[Extracted data entries]
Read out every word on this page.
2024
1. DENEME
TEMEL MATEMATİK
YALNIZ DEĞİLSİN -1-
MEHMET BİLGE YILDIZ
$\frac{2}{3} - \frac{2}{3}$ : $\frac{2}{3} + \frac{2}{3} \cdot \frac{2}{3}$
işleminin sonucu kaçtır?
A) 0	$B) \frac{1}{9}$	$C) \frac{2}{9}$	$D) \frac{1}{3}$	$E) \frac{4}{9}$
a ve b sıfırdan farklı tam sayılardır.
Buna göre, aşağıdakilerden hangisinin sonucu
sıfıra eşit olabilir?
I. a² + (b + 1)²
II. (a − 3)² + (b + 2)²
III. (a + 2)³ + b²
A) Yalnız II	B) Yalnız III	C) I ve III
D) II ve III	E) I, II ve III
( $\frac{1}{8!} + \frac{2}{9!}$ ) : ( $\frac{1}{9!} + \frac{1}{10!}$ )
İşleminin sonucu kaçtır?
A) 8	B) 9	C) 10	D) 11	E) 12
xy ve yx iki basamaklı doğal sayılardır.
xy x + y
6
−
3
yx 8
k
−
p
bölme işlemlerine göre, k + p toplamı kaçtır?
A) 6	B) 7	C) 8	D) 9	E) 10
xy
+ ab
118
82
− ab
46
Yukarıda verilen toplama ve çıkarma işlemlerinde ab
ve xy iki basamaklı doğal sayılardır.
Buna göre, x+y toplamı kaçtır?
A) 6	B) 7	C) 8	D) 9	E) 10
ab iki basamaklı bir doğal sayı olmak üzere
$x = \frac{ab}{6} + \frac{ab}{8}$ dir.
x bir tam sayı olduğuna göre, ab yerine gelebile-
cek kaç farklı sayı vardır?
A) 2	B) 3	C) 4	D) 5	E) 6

> [Task prompt]:
All of the records must be retyped exactly as they are.

> [Answer in full]:
Read out every word on this page.
2024
1. DENEME
TEMEL MATEMATİK
YALNIZ DEĞİLSİN -1-
MEHMET BİLGE YILDIZ
$\frac{2}{3} - \frac{2}{3}$ : $\frac{2}{3} + \frac{2}{3} \cdot \frac{2}{3}$
işleminin sonucu kaçtır?
A) 0	$B) \frac{1}{9}$	$C) \frac{2}{9}$	$D) \frac{1}{3}$	$E) \frac{4}{9}$
a ve b sıfırdan farklı tam sayılardır.
Buna göre, aşağıdakilerden hangisinin sonucu
sıfıra eşit olabilir?
I. a² + (b + 1)²
II. (a − 3)² + (b + 2)²
III. (a + 2)³ + b²
A) Yalnız II	B) Yalnız III	C) I ve III
D) II ve III	E) I, II ve III
( $\frac{1}{8!} + \frac{2}{9!}$ ) : ( $\frac{1}{9!} + \frac{1}{10!}$ )
İşleminin sonucu kaçtır?
A) 8	B) 9	C) 10	D) 11	E) 12
xy ve yx iki basamaklı doğal sayılardır.
xy x + y
6
−
3
yx 8
k
−
p
bölme işlemlerine göre, k + p toplamı kaçtır?
A) 6	B) 7	C) 8	D) 9	E) 10
xy
+ ab
118
82
− ab
46
Yukarıda verilen toplama ve çıkarma işlemlerinde ab
ve xy iki basamaklı doğal sayılardır.
Buna göre, x+y toplamı kaçtır?
A) 6	B) 7	C) 8	D) 9	E) 10
ab iki basamaklı bir doğal sayı olmak üzere
$x = \frac{ab}{6} + \frac{ab}{8}$ dir.
x bir tam sayı olduğuna göre, ab yerine gelebile-
cek kaç farklı sayı vardır?
A) 2	B) 3	C) 4	D) 5	E) 6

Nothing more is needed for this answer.